Task input:

════════════════════

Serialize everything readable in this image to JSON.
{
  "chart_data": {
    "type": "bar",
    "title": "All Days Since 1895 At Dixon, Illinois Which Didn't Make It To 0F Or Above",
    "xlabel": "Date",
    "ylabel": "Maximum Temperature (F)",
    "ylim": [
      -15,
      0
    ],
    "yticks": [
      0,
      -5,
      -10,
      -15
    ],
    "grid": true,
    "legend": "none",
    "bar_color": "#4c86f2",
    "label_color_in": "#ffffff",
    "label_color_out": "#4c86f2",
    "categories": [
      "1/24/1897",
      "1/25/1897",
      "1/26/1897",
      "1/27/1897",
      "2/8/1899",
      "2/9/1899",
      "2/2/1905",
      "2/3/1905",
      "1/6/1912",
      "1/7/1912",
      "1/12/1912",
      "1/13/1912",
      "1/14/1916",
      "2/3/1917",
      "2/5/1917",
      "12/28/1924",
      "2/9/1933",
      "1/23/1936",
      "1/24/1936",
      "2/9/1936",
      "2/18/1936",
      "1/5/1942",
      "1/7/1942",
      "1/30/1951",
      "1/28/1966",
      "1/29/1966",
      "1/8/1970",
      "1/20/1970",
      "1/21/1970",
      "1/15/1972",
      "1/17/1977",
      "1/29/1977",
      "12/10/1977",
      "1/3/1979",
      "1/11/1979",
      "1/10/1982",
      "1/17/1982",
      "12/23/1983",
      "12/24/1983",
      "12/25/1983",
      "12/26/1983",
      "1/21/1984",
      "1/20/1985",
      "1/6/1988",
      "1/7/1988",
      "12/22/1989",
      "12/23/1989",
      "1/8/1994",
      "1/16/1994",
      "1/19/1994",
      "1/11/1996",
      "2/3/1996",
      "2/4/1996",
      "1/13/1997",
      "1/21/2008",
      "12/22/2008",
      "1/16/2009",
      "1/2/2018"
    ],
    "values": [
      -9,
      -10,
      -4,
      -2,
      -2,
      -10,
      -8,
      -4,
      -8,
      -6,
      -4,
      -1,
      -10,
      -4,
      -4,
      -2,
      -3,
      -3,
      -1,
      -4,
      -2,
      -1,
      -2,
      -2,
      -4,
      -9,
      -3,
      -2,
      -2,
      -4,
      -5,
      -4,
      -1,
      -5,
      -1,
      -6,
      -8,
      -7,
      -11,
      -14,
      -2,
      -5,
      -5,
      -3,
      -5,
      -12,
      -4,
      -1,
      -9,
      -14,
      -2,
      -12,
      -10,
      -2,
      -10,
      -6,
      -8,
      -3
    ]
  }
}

════════════════════

Directions: Would you give the material above again, complete and exact?

Response below:
Serialize everything readable in this image to JSON.
{
  "chart_data": {
    "type": "bar",
    "title": "All Days Since 1895 At Dixon, Illinois Which Didn't Make It To 0F Or Above",
    "xlabel": "Date",
    "ylabel": "Maximum Temperature (F)",
    "ylim": [
      -15,
      0
    ],
    "yticks": [
      0,
      -5,
      -10,
      -15
    ],
    "grid": true,
    "legend": "none",
    "bar_color": "#4c86f2",
    "label_color_in": "#ffffff",
    "label_color_out": "#4c86f2",
    "categories": [
      "1/24/1897",
      "1/25/1897",
      "1/26/1897",
      "1/27/1897",
      "2/8/1899",
      "2/9/1899",
      "2/2/1905",
      "2/3/1905",
      "1/6/1912",
      "1/7/1912",
      "1/12/1912",
      "1/13/1912",
      "1/14/1916",
      "2/3/1917",
      "2/5/1917",
      "12/28/1924",
      "2/9/1933",
      "1/23/1936",
      "1/24/1936",
      "2/9/1936",
      "2/18/1936",
      "1/5/1942",
      "1/7/1942",
      "1/30/1951",
      "1/28/1966",
      "1/29/1966",
      "1/8/1970",
      "1/20/1970",
      "1/21/1970",
      "1/15/1972",
      "1/17/1977",
      "1/29/1977",
      "12/10/1977",
      "1/3/1979",
      "1/11/1979",
      "1/10/1982",
      "1/17/1982",
      "12/23/1983",
      "12/24/1983",
      "12/25/1983",
      "12/26/1983",
      "1/21/1984",
      "1/20/1985",
      "1/6/1988",
      "1/7/1988",
      "12/22/1989",
      "12/23/1989",
      "1/8/1994",
      "1/16/1994",
      "1/19/1994",
      "1/11/1996",
      "2/3/1996",
      "2/4/1996",
      "1/13/1997",
      "1/21/2008",
      "12/22/2008",
      "1/16/2009",
      "1/2/2018"
    ],
    "values": [
      -9,
      -10,
      -4,
      -2,
      -2,
      -10,
      -8,
      -4,
      -8,
      -6,
      -4,
      -1,
      -10,
      -4,
      -4,
      -2,
      -3,
      -3,
      -1,
      -4,
      -2,
      -1,
      -2,
      -2,
      -4,
      -9,
      -3,
      -2,
      -2,
      -4,
      -5,
      -4,
      -1,
      -5,
      -1,
      -6,
      -8,
      -7,
      -11,
      -14,
      -2,
      -5,
      -5,
      -3,
      -5,
      -12,
      -4,
      -1,
      -9,
      -14,
      -2,
      -12,
      -10,
      -2,
      -10,
      -6,
      -8,
      -3
    ]
  }
}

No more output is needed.